What is needed
Tally the lines containing the word "xmlns", and report the tally alone.

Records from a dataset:
---+---

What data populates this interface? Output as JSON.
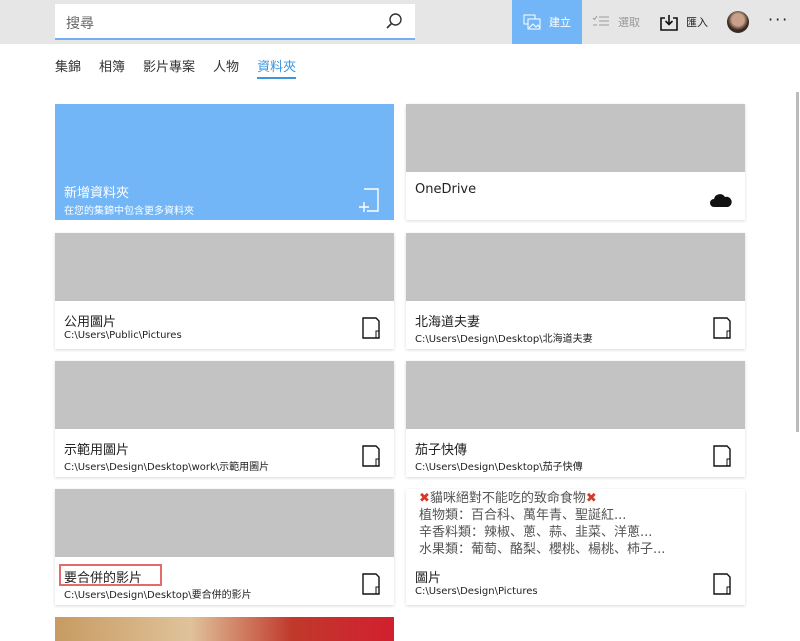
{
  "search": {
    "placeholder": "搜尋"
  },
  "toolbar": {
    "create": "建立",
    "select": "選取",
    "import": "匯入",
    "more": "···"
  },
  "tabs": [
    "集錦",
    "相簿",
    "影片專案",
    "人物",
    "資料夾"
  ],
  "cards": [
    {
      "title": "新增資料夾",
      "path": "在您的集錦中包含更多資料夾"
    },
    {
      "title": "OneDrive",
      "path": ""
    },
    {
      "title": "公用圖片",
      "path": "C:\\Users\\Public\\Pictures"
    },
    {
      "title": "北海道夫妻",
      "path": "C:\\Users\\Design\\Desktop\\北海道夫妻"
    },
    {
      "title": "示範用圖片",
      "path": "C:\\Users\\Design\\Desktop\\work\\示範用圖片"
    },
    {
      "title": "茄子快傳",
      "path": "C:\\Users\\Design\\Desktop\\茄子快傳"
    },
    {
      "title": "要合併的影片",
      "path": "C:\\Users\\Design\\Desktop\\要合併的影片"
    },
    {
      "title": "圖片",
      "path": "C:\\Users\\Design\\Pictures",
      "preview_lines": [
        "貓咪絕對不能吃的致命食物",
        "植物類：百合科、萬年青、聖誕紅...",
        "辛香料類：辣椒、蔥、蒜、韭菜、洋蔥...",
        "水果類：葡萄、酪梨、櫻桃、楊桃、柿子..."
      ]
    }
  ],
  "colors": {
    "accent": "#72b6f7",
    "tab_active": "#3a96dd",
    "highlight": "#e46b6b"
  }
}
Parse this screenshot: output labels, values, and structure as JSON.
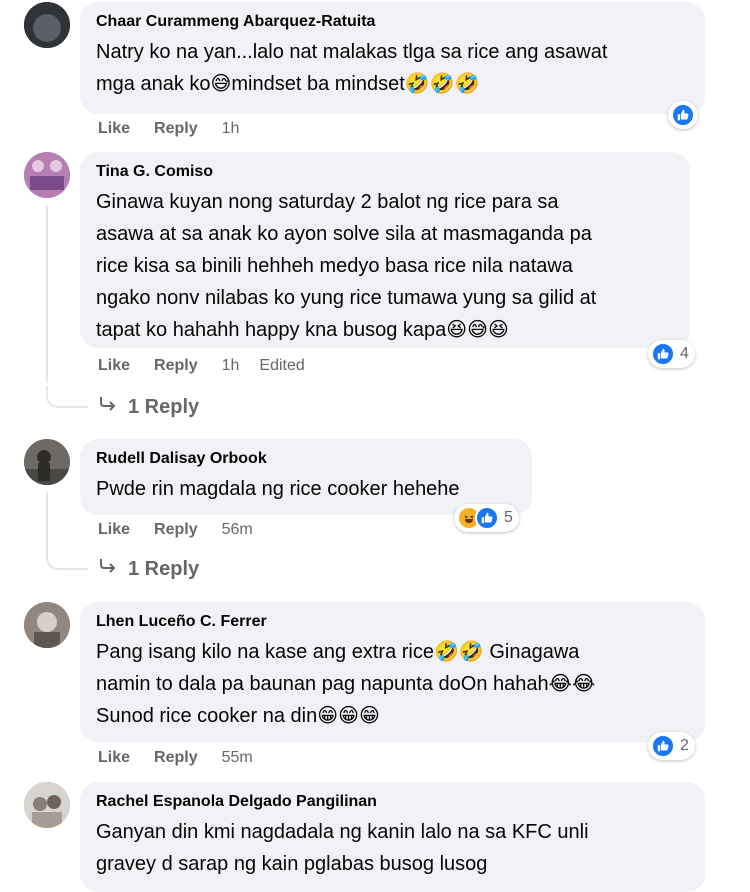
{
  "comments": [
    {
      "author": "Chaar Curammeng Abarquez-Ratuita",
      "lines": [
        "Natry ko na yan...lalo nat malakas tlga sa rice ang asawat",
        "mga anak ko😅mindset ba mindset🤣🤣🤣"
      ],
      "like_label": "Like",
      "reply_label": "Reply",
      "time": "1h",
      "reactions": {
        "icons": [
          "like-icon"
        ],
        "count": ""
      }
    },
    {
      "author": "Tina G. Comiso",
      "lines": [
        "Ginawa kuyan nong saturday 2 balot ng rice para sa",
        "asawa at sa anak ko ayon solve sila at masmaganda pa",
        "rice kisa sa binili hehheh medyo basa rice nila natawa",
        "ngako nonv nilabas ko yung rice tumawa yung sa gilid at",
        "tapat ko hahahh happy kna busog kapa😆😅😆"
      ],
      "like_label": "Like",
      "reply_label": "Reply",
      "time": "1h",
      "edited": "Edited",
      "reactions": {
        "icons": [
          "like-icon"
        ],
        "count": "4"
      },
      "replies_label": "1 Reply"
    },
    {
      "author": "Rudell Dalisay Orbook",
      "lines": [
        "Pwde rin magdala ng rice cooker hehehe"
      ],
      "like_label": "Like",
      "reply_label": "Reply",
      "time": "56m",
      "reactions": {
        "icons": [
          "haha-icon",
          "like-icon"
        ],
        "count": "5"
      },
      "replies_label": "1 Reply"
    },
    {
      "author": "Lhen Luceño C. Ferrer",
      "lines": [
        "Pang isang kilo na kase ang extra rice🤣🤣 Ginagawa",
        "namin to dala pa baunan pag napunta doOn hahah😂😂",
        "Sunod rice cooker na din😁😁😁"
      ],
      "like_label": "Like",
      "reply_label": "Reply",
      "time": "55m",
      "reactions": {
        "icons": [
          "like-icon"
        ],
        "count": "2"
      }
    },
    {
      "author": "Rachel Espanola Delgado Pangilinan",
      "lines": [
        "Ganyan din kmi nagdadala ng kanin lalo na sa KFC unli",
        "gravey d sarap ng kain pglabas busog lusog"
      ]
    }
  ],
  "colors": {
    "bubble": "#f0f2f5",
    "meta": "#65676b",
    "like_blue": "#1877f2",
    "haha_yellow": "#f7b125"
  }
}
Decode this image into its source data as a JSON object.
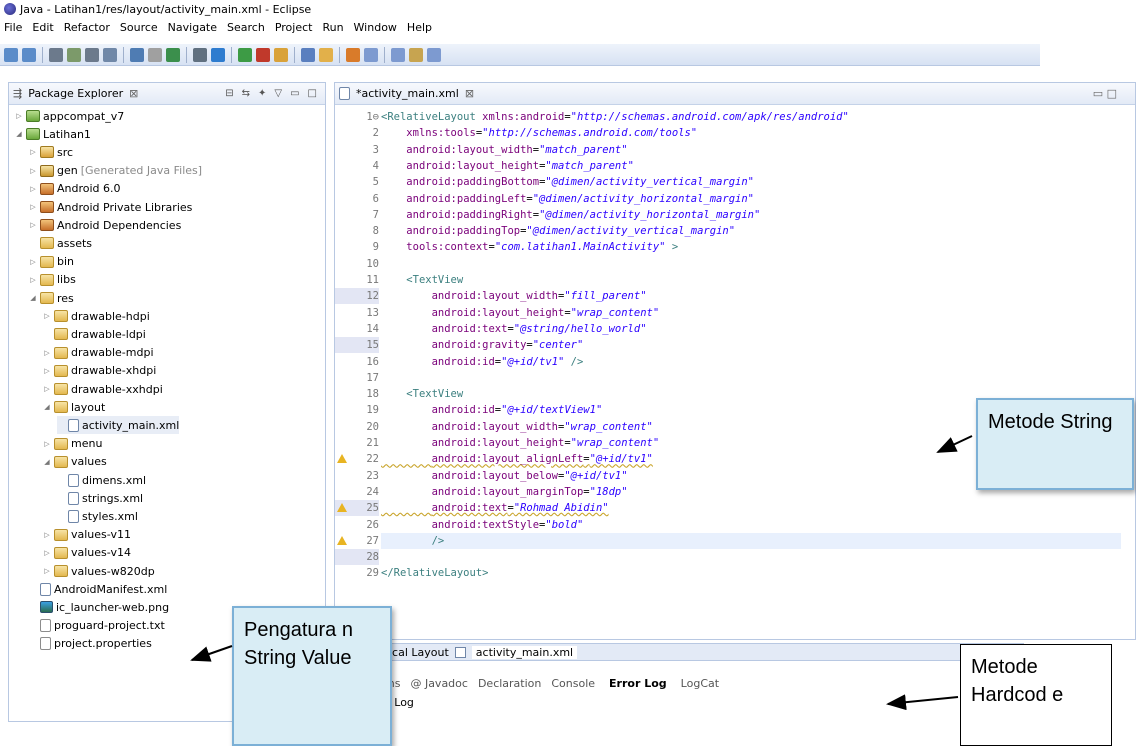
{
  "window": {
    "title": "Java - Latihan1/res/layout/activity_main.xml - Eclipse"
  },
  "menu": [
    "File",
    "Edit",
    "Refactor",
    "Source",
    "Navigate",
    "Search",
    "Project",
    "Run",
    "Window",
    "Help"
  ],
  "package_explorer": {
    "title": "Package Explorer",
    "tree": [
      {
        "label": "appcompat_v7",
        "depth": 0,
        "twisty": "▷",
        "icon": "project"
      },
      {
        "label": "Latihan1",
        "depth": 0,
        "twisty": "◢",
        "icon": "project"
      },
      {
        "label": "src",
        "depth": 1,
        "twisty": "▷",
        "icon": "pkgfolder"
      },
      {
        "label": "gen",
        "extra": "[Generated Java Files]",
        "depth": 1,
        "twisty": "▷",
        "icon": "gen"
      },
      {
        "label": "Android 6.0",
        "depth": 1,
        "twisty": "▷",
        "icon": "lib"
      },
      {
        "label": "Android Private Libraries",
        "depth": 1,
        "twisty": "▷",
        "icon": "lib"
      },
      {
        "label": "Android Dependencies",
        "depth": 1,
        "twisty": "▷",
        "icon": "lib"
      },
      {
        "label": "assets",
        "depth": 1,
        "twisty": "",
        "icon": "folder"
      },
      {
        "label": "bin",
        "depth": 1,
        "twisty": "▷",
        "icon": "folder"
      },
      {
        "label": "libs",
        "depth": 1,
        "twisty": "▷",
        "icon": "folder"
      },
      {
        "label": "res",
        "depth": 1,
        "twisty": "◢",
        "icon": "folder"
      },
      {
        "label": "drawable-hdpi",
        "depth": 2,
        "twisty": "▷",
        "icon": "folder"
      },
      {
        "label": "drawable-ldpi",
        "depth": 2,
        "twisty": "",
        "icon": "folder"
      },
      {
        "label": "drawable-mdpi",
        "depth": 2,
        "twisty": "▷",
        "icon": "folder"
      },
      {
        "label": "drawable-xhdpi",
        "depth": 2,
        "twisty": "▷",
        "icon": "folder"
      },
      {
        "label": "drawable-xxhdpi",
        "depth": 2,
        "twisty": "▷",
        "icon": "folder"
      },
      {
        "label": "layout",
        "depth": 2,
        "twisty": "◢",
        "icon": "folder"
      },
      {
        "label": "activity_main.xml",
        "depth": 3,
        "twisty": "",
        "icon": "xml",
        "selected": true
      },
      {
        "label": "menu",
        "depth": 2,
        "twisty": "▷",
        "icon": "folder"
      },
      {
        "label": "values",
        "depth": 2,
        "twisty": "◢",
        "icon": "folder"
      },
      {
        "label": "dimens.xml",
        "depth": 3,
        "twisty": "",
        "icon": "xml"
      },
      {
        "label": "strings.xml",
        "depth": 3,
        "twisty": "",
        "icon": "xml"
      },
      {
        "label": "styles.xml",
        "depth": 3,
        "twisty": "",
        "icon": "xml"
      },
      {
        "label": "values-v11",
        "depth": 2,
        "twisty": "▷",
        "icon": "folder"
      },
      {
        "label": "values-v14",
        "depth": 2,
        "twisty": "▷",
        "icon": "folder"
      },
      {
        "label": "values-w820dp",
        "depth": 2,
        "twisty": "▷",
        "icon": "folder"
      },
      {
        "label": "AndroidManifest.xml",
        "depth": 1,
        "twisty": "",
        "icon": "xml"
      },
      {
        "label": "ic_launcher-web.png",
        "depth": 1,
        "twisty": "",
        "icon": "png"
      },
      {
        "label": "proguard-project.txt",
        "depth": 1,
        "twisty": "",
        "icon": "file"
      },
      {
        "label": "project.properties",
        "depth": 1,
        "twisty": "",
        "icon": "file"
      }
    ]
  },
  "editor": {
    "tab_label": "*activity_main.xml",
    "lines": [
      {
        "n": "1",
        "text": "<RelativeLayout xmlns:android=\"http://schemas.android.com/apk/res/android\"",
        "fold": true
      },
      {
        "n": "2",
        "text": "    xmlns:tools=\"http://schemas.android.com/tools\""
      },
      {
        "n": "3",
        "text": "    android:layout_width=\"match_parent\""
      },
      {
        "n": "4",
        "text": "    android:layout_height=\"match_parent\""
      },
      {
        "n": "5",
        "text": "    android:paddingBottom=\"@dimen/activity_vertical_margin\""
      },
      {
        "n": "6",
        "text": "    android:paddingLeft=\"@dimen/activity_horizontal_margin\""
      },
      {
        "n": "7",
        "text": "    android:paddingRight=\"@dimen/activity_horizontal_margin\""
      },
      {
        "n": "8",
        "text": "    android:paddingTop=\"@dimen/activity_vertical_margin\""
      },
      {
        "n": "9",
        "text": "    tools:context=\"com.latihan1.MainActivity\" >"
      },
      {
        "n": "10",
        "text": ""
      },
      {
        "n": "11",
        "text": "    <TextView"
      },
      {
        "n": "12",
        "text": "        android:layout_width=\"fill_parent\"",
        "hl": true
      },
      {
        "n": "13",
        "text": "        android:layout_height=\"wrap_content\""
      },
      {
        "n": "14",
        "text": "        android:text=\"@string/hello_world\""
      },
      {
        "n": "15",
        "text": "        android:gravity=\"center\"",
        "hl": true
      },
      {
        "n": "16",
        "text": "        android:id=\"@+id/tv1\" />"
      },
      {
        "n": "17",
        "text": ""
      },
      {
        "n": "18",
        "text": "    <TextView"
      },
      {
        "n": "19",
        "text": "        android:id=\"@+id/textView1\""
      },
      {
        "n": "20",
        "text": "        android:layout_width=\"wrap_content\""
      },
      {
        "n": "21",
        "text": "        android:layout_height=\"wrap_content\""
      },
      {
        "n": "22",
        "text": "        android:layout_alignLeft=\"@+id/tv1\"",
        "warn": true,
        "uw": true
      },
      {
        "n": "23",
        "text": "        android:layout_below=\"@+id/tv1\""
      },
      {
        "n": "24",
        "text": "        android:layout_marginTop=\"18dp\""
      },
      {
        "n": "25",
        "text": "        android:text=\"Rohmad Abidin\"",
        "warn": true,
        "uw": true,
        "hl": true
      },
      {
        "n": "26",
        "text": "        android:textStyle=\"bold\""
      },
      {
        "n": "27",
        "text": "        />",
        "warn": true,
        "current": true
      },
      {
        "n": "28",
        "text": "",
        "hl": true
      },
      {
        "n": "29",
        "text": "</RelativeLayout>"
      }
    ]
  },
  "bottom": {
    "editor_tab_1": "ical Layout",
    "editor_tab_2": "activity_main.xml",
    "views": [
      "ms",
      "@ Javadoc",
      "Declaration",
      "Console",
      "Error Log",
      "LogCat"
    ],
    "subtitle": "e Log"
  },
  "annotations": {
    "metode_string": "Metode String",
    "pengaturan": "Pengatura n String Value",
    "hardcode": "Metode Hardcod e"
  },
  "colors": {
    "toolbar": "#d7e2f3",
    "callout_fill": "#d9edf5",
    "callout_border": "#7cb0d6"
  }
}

---+---

Output of the exercise
2